Written task >> Count lines with the string "探险游侠之汉宫迷墟" in them. State the number alone.

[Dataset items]
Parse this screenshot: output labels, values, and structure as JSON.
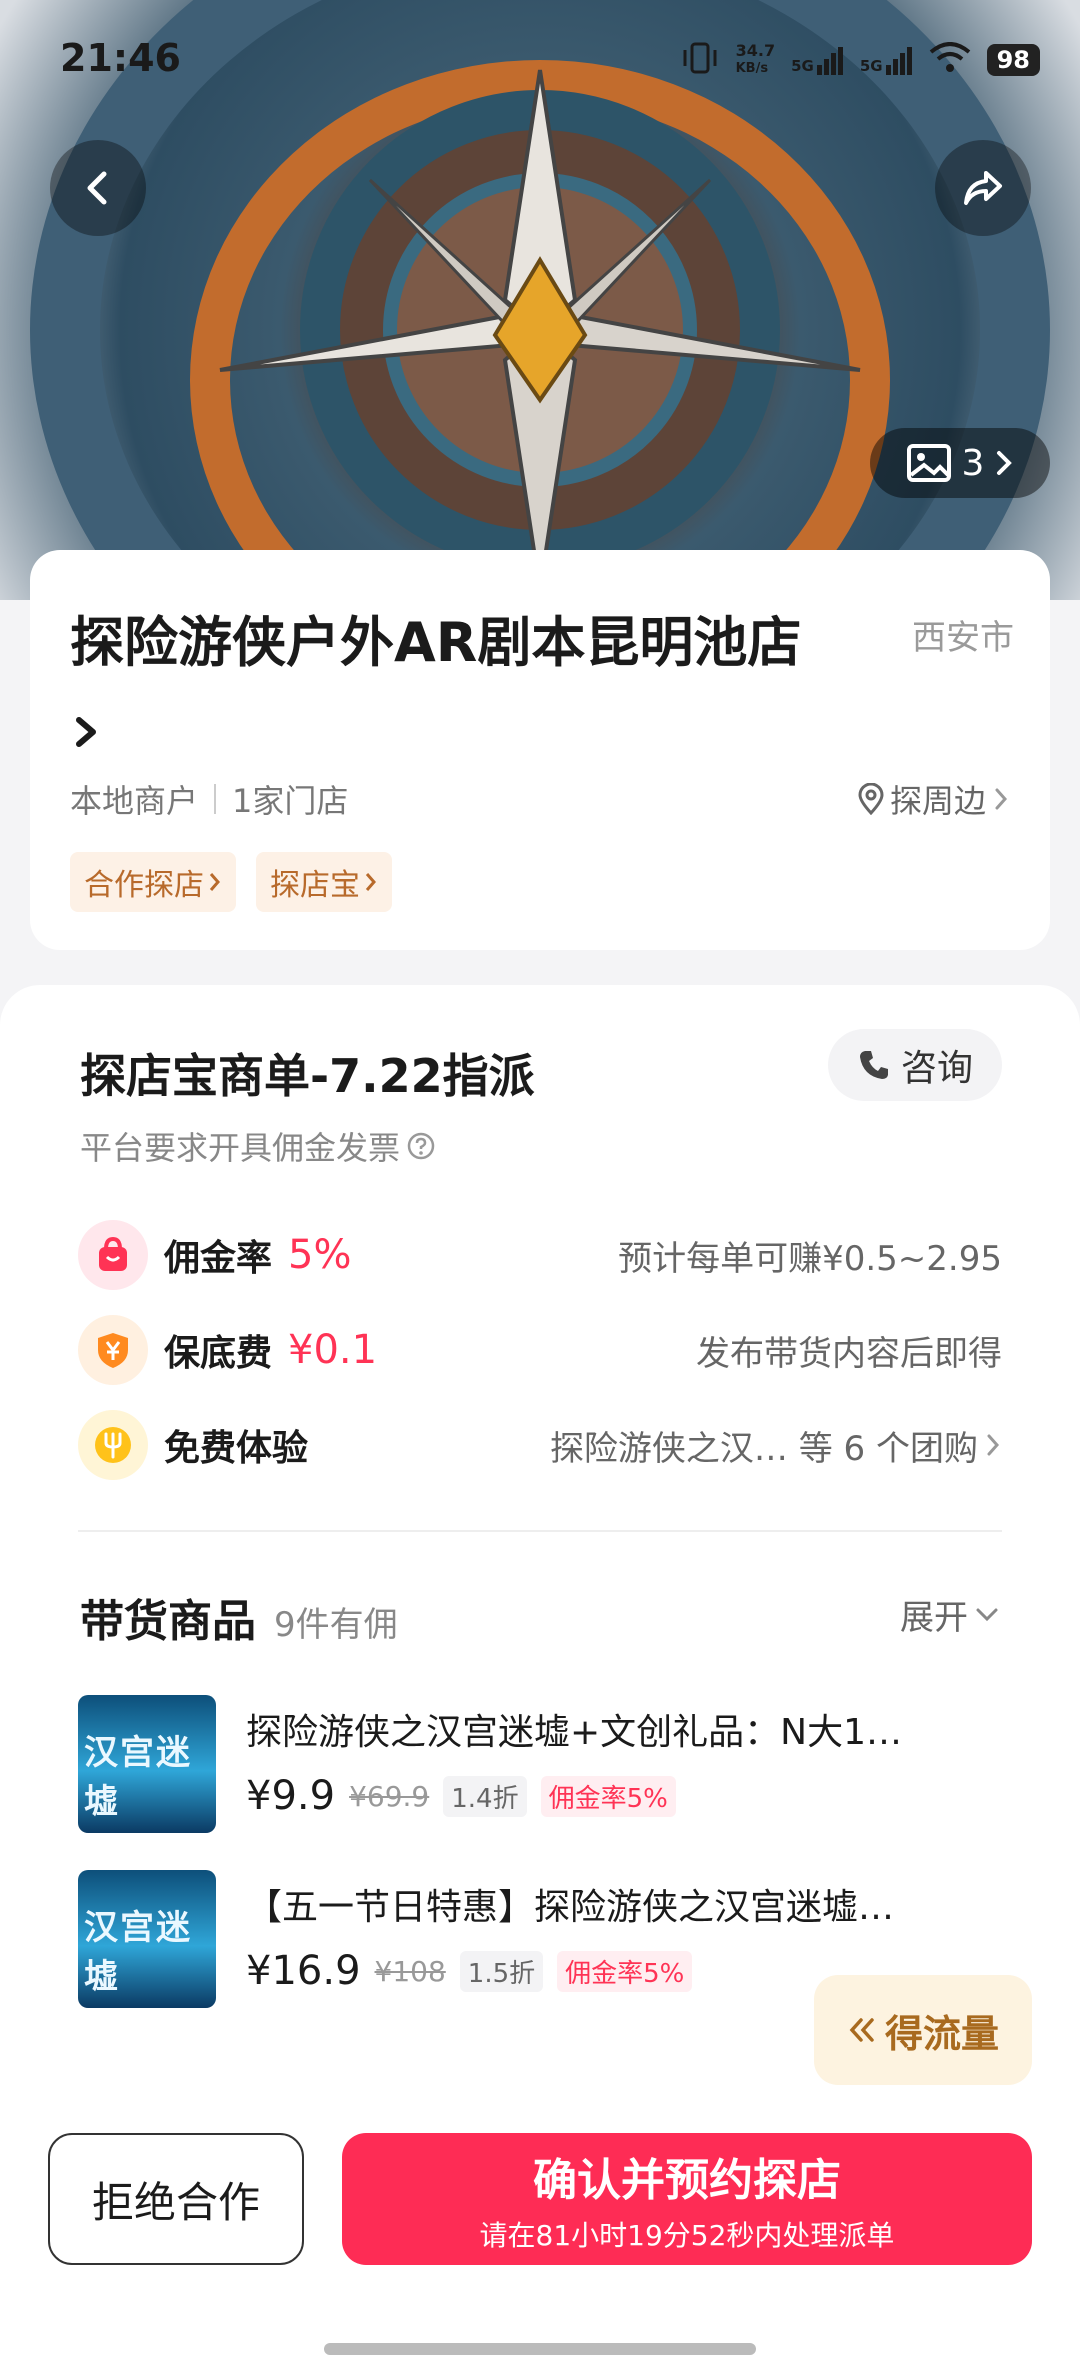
{
  "status_bar": {
    "time": "21:46",
    "net_speed_value": "34.7",
    "net_speed_unit": "KB/s",
    "sim1": "5G",
    "sim2": "5G",
    "battery": "98"
  },
  "hero": {
    "gallery_count": "3",
    "icons": [
      "back-icon",
      "share-icon",
      "image-icon",
      "chevron-right-icon"
    ]
  },
  "store": {
    "name": "探险游侠户外AR剧本昆明池店",
    "city": "西安市",
    "merchant_type": "本地商户",
    "store_count": "1家门店",
    "nearby_label": "探周边",
    "tags": [
      "合作探店",
      "探店宝"
    ]
  },
  "order": {
    "title": "探店宝商单-7.22指派",
    "consult_label": "咨询",
    "invoice_note": "平台要求开具佣金发票",
    "rows": [
      {
        "label": "佣金率",
        "value": "5%",
        "desc": "预计每单可赚¥0.5~2.95"
      },
      {
        "label": "保底费",
        "value": "¥0.1",
        "desc": "发布带货内容后即得"
      },
      {
        "label": "免费体验",
        "value": "",
        "desc": "探险游侠之汉… 等 6 个团购"
      }
    ]
  },
  "goods": {
    "title": "带货商品",
    "count": "9件有佣",
    "expand_label": "展开",
    "items": [
      {
        "thumb_text": "汉宫迷墟",
        "name": "探险游侠之汉宫迷墟+文创礼品：N大1…",
        "price": "¥9.9",
        "orig_price": "¥69.9",
        "discount": "1.4折",
        "commission": "佣金率5%"
      },
      {
        "thumb_text": "汉宫迷墟",
        "name": "【五一节日特惠】探险游侠之汉宫迷墟…",
        "price": "¥16.9",
        "orig_price": "¥108",
        "discount": "1.5折",
        "commission": "佣金率5%"
      }
    ]
  },
  "traffic_bubble": "得流量",
  "bottom": {
    "reject_label": "拒绝合作",
    "confirm_label": "确认并预约探店",
    "confirm_sub": "请在81小时19分52秒内处理派单"
  },
  "colors": {
    "accent": "#fe2c55",
    "tag_bg": "#fdf1e6",
    "tag_text": "#b86a2b"
  }
}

Complete answer >> 2